- **Requirements**
Exactly repeat all the records below, omitting the images they hold.

- **Supplied records**
********************

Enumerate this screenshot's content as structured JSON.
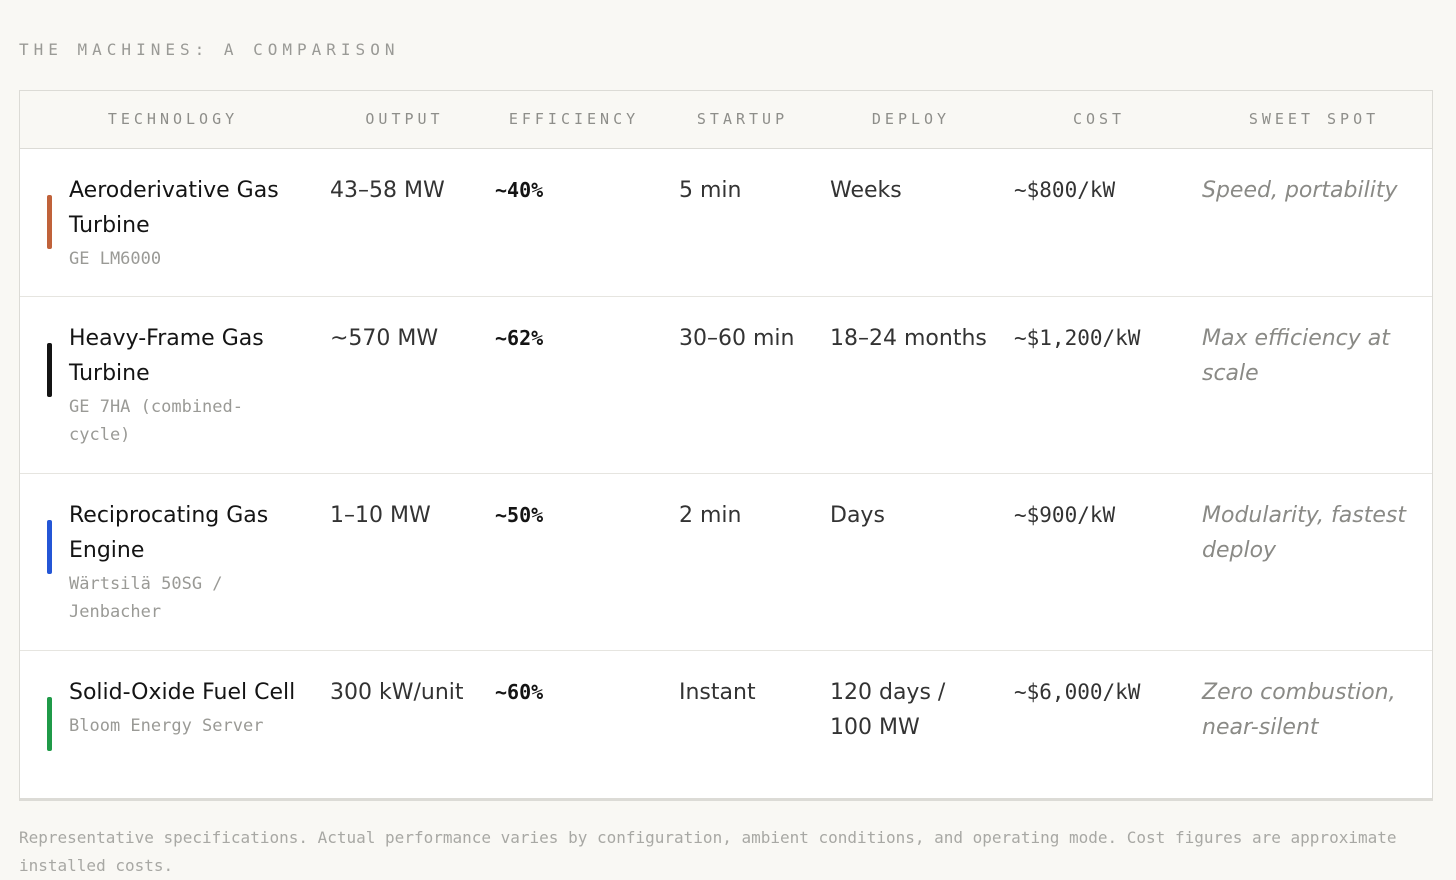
{
  "title": "THE MACHINES: A COMPARISON",
  "columns": [
    "TECHNOLOGY",
    "OUTPUT",
    "EFFICIENCY",
    "STARTUP",
    "DEPLOY",
    "COST",
    "SWEET SPOT"
  ],
  "rows": [
    {
      "name": "Aeroderivative Gas Turbine",
      "model": "GE LM6000",
      "color": "#c0623a",
      "output": "43–58 MW",
      "efficiency": "~40%",
      "startup": "5 min",
      "deploy": "Weeks",
      "cost": "~$800/kW",
      "sweet_spot": "Speed, portability"
    },
    {
      "name": "Heavy-Frame Gas Turbine",
      "model": "GE 7HA (combined-cycle)",
      "color": "#141414",
      "output": "~570 MW",
      "efficiency": "~62%",
      "startup": "30–60 min",
      "deploy": "18–24 months",
      "cost": "~$1,200/kW",
      "sweet_spot": "Max efficiency at scale"
    },
    {
      "name": "Reciprocating Gas Engine",
      "model": "Wärtsilä 50SG / Jenbacher",
      "color": "#2456d6",
      "output": "1–10 MW",
      "efficiency": "~50%",
      "startup": "2 min",
      "deploy": "Days",
      "cost": "~$900/kW",
      "sweet_spot": "Modularity, fastest deploy"
    },
    {
      "name": "Solid-Oxide Fuel Cell",
      "model": "Bloom Energy Server",
      "color": "#1f9a48",
      "output": "300 kW/unit",
      "efficiency": "~60%",
      "startup": "Instant",
      "deploy": "120 days / 100 MW",
      "cost": "~$6,000/kW",
      "sweet_spot": "Zero combustion, near-silent"
    }
  ],
  "footnote": "Representative specifications. Actual performance varies by configuration, ambient conditions, and operating mode. Cost figures are approximate installed costs."
}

********************

- **Written solution**
Enumerate this screenshot's content as structured JSON.
{
  "title": "THE MACHINES: A COMPARISON",
  "columns": [
    "TECHNOLOGY",
    "OUTPUT",
    "EFFICIENCY",
    "STARTUP",
    "DEPLOY",
    "COST",
    "SWEET SPOT"
  ],
  "rows": [
    {
      "name": "Aeroderivative Gas Turbine",
      "model": "GE LM6000",
      "color": "#c0623a",
      "output": "43–58 MW",
      "efficiency": "~40%",
      "startup": "5 min",
      "deploy": "Weeks",
      "cost": "~$800/kW",
      "sweet_spot": "Speed, portability"
    },
    {
      "name": "Heavy-Frame Gas Turbine",
      "model": "GE 7HA (combined-cycle)",
      "color": "#141414",
      "output": "~570 MW",
      "efficiency": "~62%",
      "startup": "30–60 min",
      "deploy": "18–24 months",
      "cost": "~$1,200/kW",
      "sweet_spot": "Max efficiency at scale"
    },
    {
      "name": "Reciprocating Gas Engine",
      "model": "Wärtsilä 50SG / Jenbacher",
      "color": "#2456d6",
      "output": "1–10 MW",
      "efficiency": "~50%",
      "startup": "2 min",
      "deploy": "Days",
      "cost": "~$900/kW",
      "sweet_spot": "Modularity, fastest deploy"
    },
    {
      "name": "Solid-Oxide Fuel Cell",
      "model": "Bloom Energy Server",
      "color": "#1f9a48",
      "output": "300 kW/unit",
      "efficiency": "~60%",
      "startup": "Instant",
      "deploy": "120 days / 100 MW",
      "cost": "~$6,000/kW",
      "sweet_spot": "Zero combustion, near-silent"
    }
  ],
  "footnote": "Representative specifications. Actual performance varies by configuration, ambient conditions, and operating mode. Cost figures are approximate installed costs."
}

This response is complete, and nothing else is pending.